Look through the records and report how many lines include the word "Комплекс", with no other words.

━━ Extracted information

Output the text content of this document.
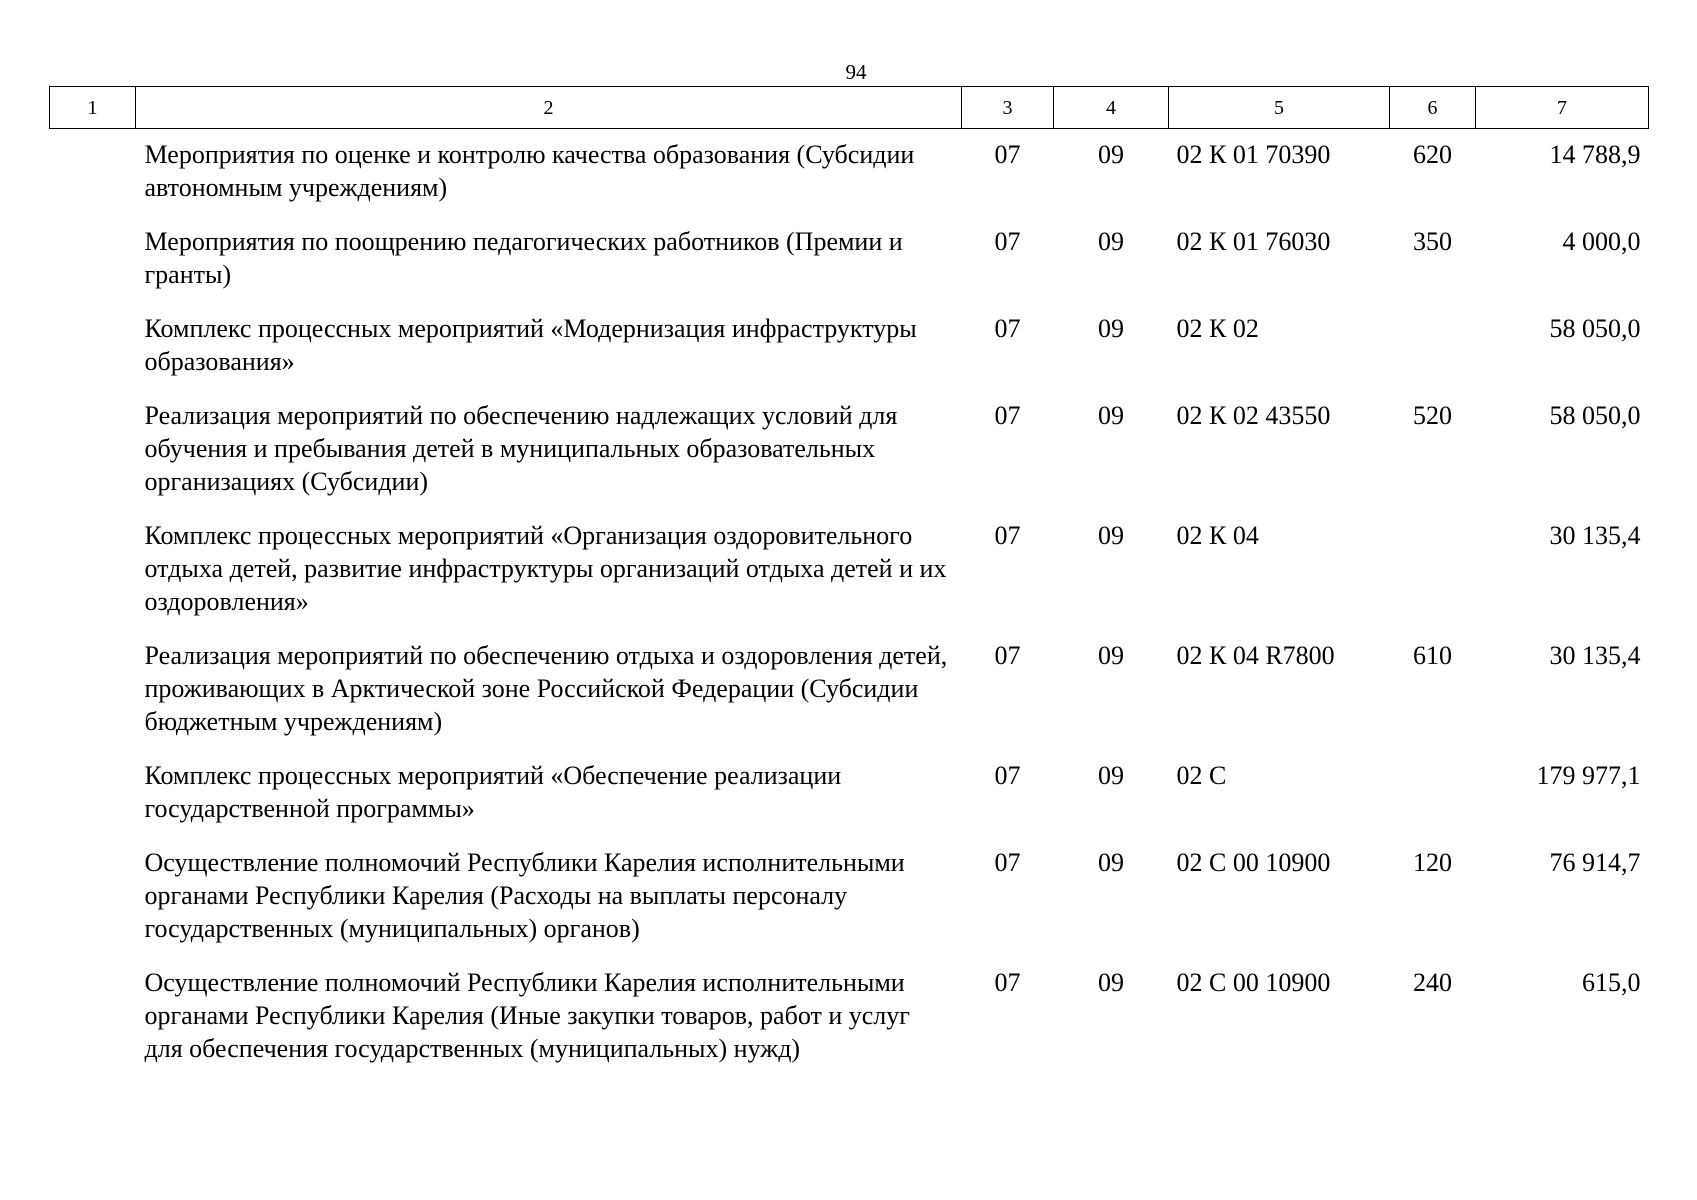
94
1	2	3	4	5	6	7
	Мероприятия по оценке и контролю качества образования (Субсидии автономным учреждениям)	07	09	02 К 01 70390	620	14 788,9
	Мероприятия по поощрению педагогических работников (Премии и гранты)	07	09	02 К 01 76030	350	4 000,0
	Комплекс процессных мероприятий «Модернизация инфраструктуры образования»	07	09	02 К 02		58 050,0
	Реализация мероприятий по обеспечению надлежащих условий для обучения и пребывания детей в муниципальных образовательных организациях (Субсидии)	07	09	02 К 02 43550	520	58 050,0
	Комплекс процессных мероприятий «Организация оздоровительного отдыха детей, развитие инфраструктуры организаций отдыха детей и их оздоровления»	07	09	02 К 04		30 135,4
	Реализация мероприятий по обеспечению отдыха и оздоровления детей, проживающих в Арктической зоне Российской Федерации (Субсидии бюджетным учреждениям)	07	09	02 К 04 R7800	610	30 135,4
	Комплекс процессных мероприятий «Обеспечение реализации государственной программы»	07	09	02 С		179 977,1
	Осуществление полномочий Республики Карелия исполнительными органами Республики Карелия (Расходы на выплаты персоналу государственных (муниципальных) органов)	07	09	02 С 00 10900	120	76 914,7
	Осуществление полномочий Республики Карелия исполнительными органами Республики Карелия (Иные закупки товаров, работ и услуг для обеспечения государственных (муниципальных) нужд)	07	09	02 С 00 10900	240	615,0
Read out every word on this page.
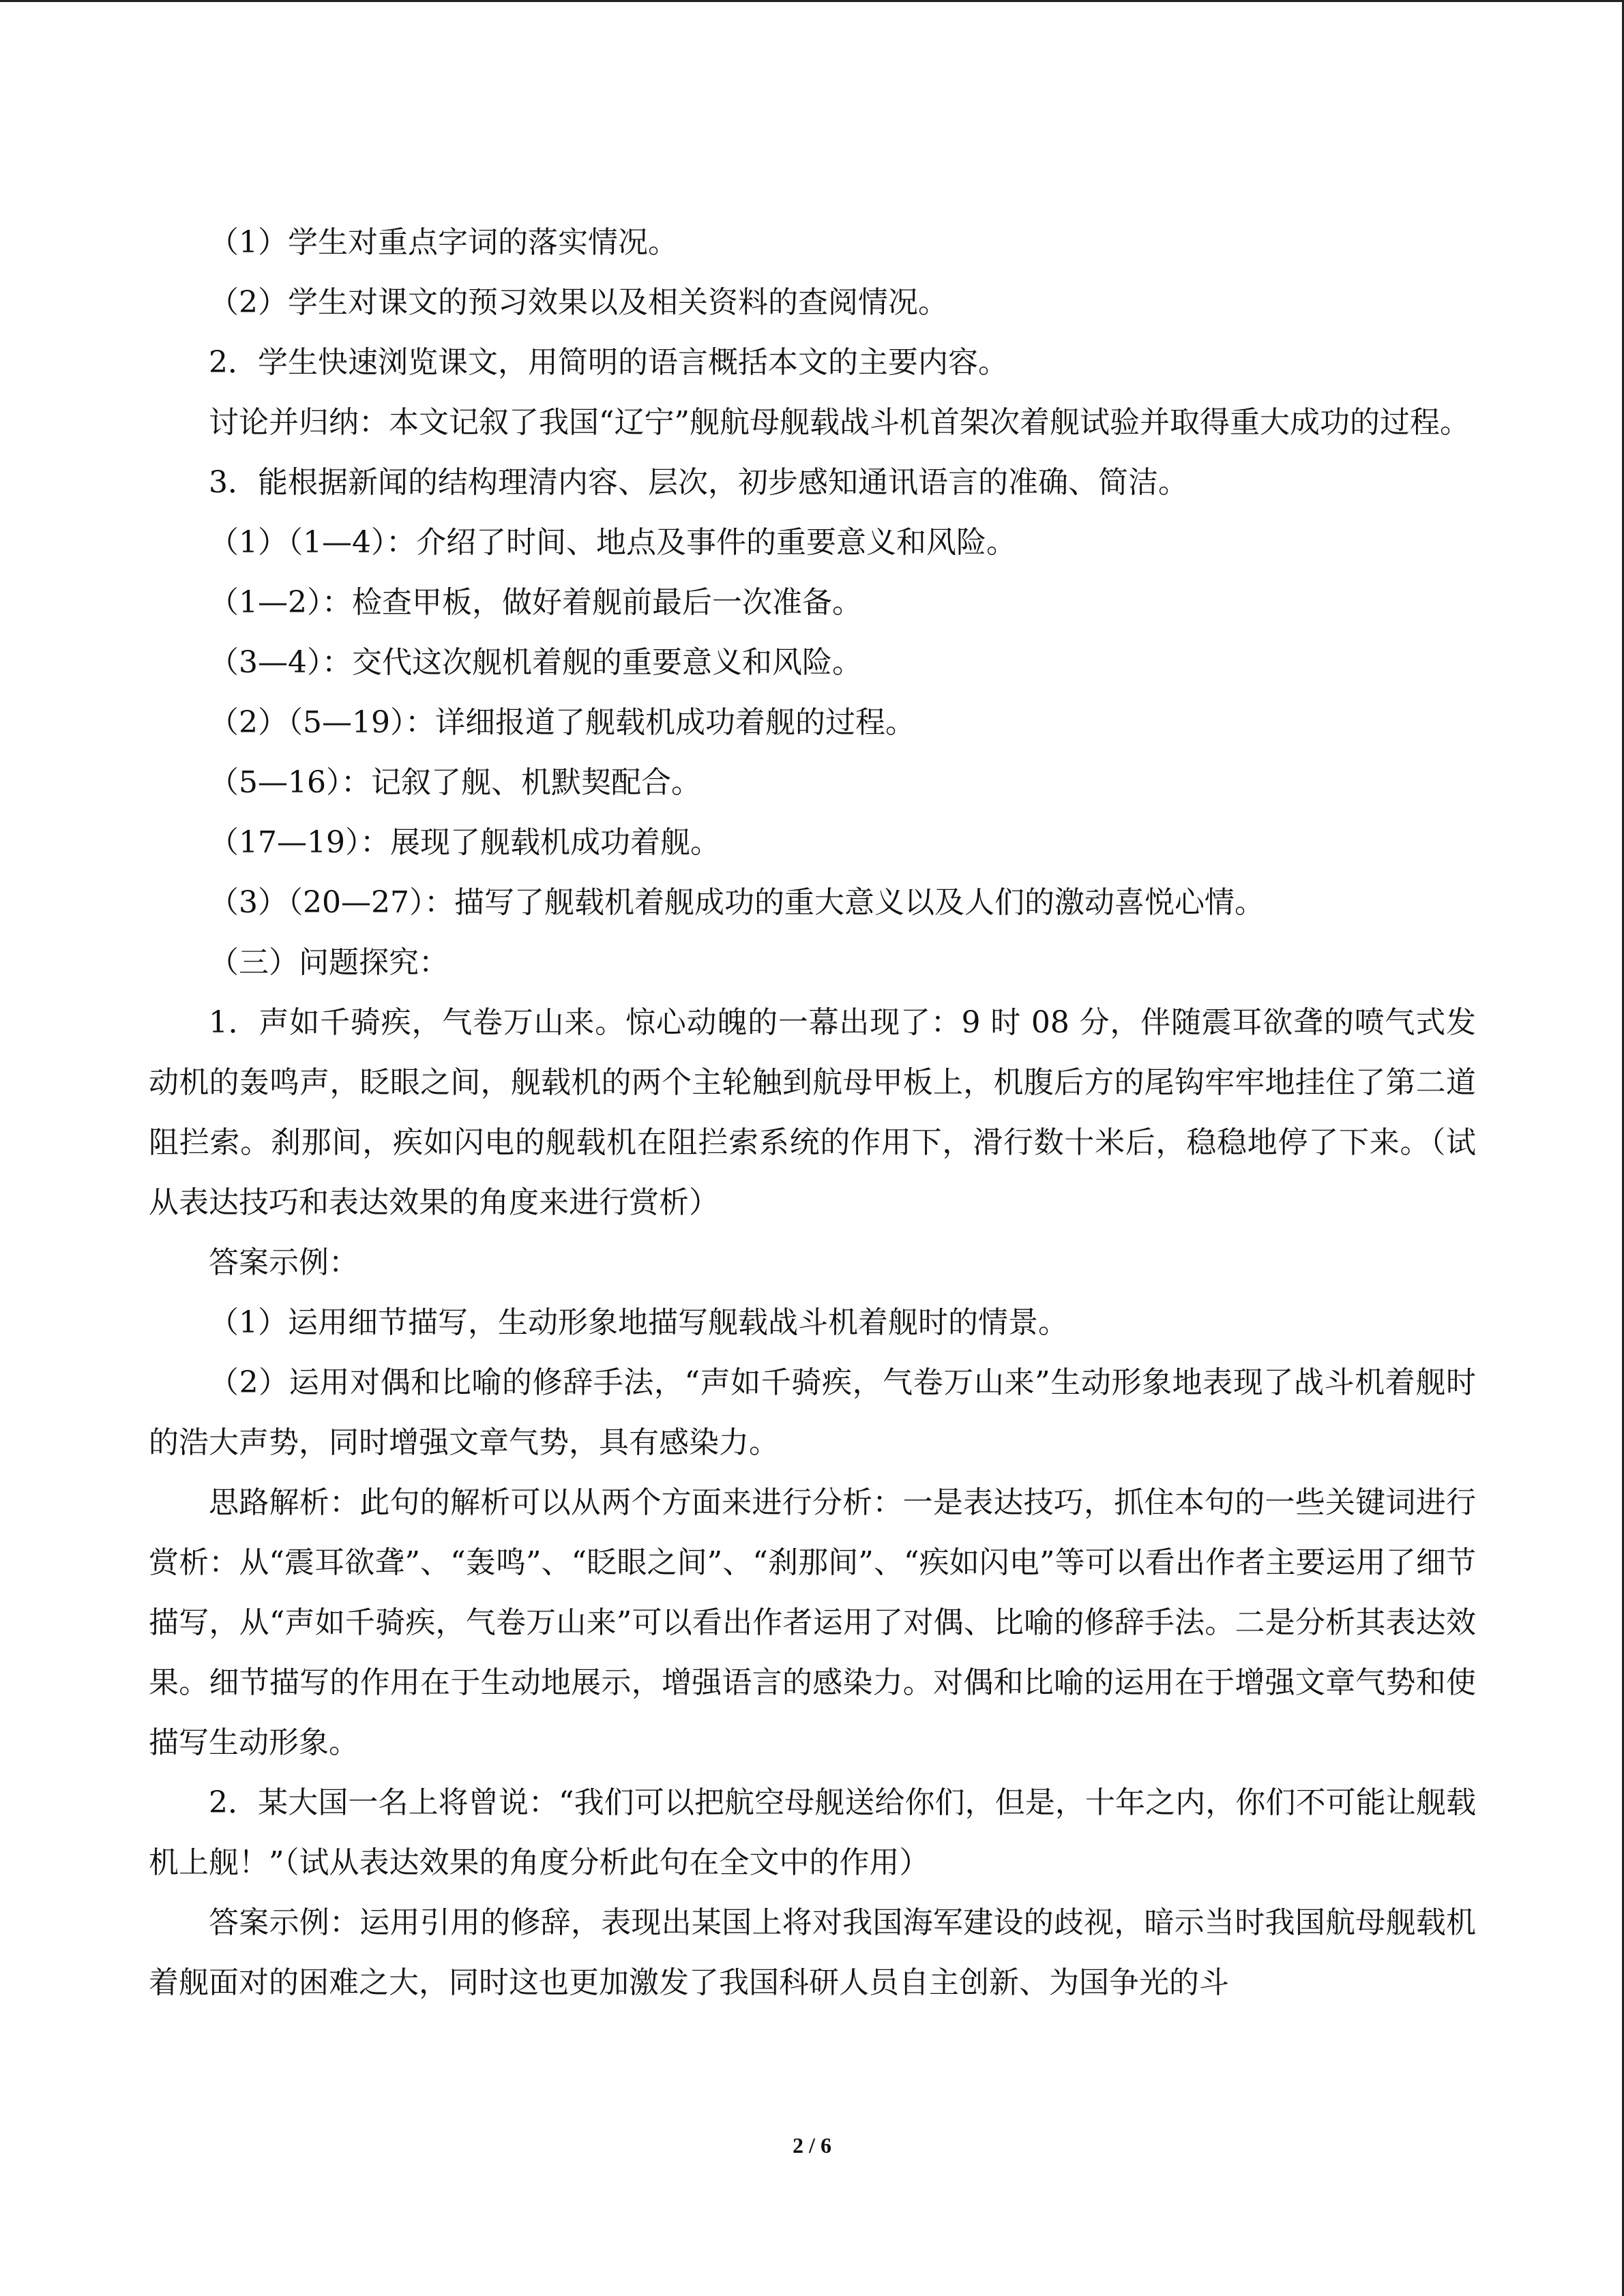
（1）学生对重点字词的落实情况。

（2）学生对课文的预习效果以及相关资料的查阅情况。

2．学生快速浏览课文，用简明的语言概括本文的主要内容。

讨论并归纳：本文记叙了我国“辽宁”舰航母舰载战斗机首架次着舰试验并取得重大成功的过程。

3．能根据新闻的结构理清内容、层次，初步感知通讯语言的准确、简洁。

（1）（1—4）：介绍了时间、地点及事件的重要意义和风险。

（1—2）：检查甲板，做好着舰前最后一次准备。

（3—4）：交代这次舰机着舰的重要意义和风险。

（2）（5—19）：详细报道了舰载机成功着舰的过程。

（5—16）：记叙了舰、机默契配合。

（17—19）：展现了舰载机成功着舰。

（3）（20—27）：描写了舰载机着舰成功的重大意义以及人们的激动喜悦心情。

（三）问题探究：

1．声如千骑疾，气卷万山来。惊心动魄的一幕出现了：9 时 08 分，伴随震耳欲聋的喷气式发动机的轰鸣声，眨眼之间，舰载机的两个主轮触到航母甲板上，机腹后方的尾钩牢牢地挂住了第二道阻拦索。刹那间，疾如闪电的舰载机在阻拦索系统的作用下，滑行数十米后，稳稳地停了下来。（试从表达技巧和表达效果的角度来进行赏析）

答案示例：

（1）运用细节描写，生动形象地描写舰载战斗机着舰时的情景。

（2）运用对偶和比喻的修辞手法，“声如千骑疾，气卷万山来”生动形象地表现了战斗机着舰时的浩大声势，同时增强文章气势，具有感染力。

思路解析：此句的解析可以从两个方面来进行分析：一是表达技巧，抓住本句的一些关键词进行赏析：从“震耳欲聋”、“轰鸣”、“眨眼之间”、“刹那间”、“疾如闪电”等可以看出作者主要运用了细节描写，从“声如千骑疾，气卷万山来”可以看出作者运用了对偶、比喻的修辞手法。二是分析其表达效果。细节描写的作用在于生动地展示，增强语言的感染力。对偶和比喻的运用在于增强文章气势和使描写生动形象。

2．某大国一名上将曾说：“我们可以把航空母舰送给你们，但是，十年之内，你们不可能让舰载机上舰！”（试从表达效果的角度分析此句在全文中的作用）

答案示例：运用引用的修辞，表现出某国上将对我国海军建设的歧视，暗示当时我国航母舰载机着舰面对的困难之大，同时这也更加激发了我国科研人员自主创新、为国争光的斗

2 / 6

━━━━

Output of the task — 3